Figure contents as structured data
◇ ◇ ◇ ◇ ◇

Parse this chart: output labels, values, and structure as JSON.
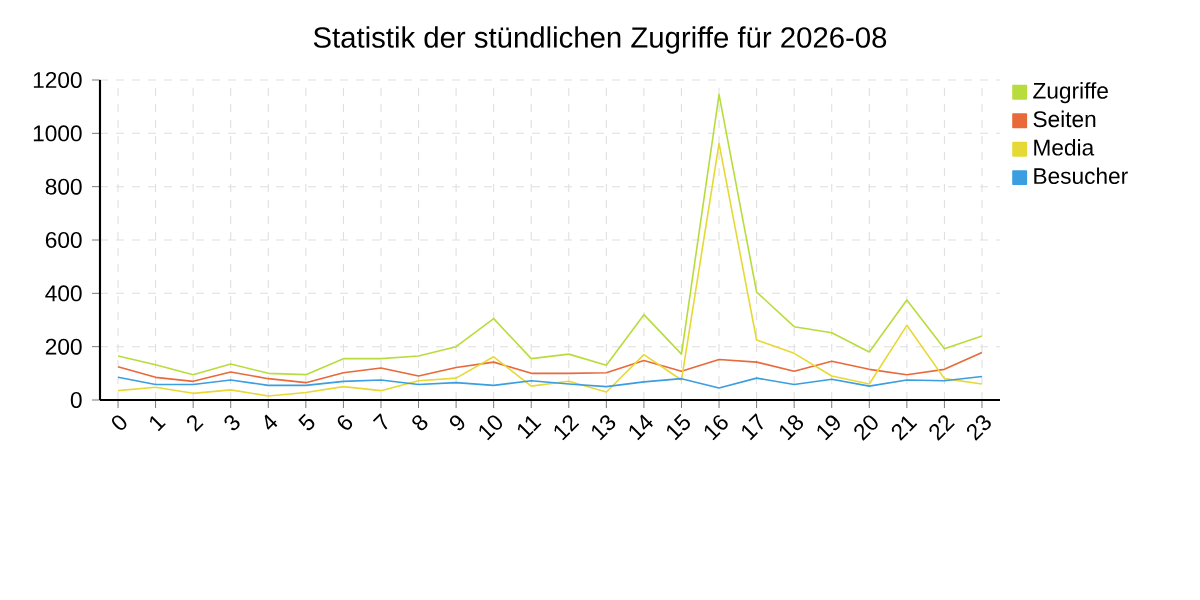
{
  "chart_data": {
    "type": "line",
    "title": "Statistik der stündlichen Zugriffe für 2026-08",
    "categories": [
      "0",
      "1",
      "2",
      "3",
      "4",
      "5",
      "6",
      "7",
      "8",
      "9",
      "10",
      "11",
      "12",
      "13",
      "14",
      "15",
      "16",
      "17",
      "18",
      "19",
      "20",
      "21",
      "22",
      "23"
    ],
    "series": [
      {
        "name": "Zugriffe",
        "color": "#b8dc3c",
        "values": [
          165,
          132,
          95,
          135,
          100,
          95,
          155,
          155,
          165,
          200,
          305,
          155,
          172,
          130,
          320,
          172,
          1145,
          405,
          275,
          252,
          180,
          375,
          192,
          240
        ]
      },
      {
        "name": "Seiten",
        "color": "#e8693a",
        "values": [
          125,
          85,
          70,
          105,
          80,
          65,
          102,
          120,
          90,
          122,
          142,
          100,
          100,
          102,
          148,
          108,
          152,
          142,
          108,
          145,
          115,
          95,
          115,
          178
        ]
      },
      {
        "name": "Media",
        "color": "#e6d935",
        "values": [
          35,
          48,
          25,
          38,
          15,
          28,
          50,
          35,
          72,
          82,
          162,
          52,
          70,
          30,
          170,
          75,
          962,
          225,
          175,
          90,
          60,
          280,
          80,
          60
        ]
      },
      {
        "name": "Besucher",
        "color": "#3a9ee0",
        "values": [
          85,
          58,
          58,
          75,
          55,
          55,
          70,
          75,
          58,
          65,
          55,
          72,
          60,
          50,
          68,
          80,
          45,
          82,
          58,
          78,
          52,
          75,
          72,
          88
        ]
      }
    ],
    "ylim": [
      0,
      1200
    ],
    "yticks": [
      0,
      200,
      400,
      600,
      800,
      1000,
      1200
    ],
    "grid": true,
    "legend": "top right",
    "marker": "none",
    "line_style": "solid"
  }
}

◇ ◇ ◇ ◇ ◇

Instructions to follow >> Take the data above and repeat it exactly, leaving each picture out.

Task result >>
Parse this chart: output labels, values, and structure as JSON.
{
  "chart_data": {
    "type": "line",
    "title": "Statistik der stündlichen Zugriffe für 2026-08",
    "categories": [
      "0",
      "1",
      "2",
      "3",
      "4",
      "5",
      "6",
      "7",
      "8",
      "9",
      "10",
      "11",
      "12",
      "13",
      "14",
      "15",
      "16",
      "17",
      "18",
      "19",
      "20",
      "21",
      "22",
      "23"
    ],
    "series": [
      {
        "name": "Zugriffe",
        "color": "#b8dc3c",
        "values": [
          165,
          132,
          95,
          135,
          100,
          95,
          155,
          155,
          165,
          200,
          305,
          155,
          172,
          130,
          320,
          172,
          1145,
          405,
          275,
          252,
          180,
          375,
          192,
          240
        ]
      },
      {
        "name": "Seiten",
        "color": "#e8693a",
        "values": [
          125,
          85,
          70,
          105,
          80,
          65,
          102,
          120,
          90,
          122,
          142,
          100,
          100,
          102,
          148,
          108,
          152,
          142,
          108,
          145,
          115,
          95,
          115,
          178
        ]
      },
      {
        "name": "Media",
        "color": "#e6d935",
        "values": [
          35,
          48,
          25,
          38,
          15,
          28,
          50,
          35,
          72,
          82,
          162,
          52,
          70,
          30,
          170,
          75,
          962,
          225,
          175,
          90,
          60,
          280,
          80,
          60
        ]
      },
      {
        "name": "Besucher",
        "color": "#3a9ee0",
        "values": [
          85,
          58,
          58,
          75,
          55,
          55,
          70,
          75,
          58,
          65,
          55,
          72,
          60,
          50,
          68,
          80,
          45,
          82,
          58,
          78,
          52,
          75,
          72,
          88
        ]
      }
    ],
    "ylim": [
      0,
      1200
    ],
    "yticks": [
      0,
      200,
      400,
      600,
      800,
      1000,
      1200
    ],
    "grid": true,
    "legend": "top right",
    "marker": "none",
    "line_style": "solid"
  }
}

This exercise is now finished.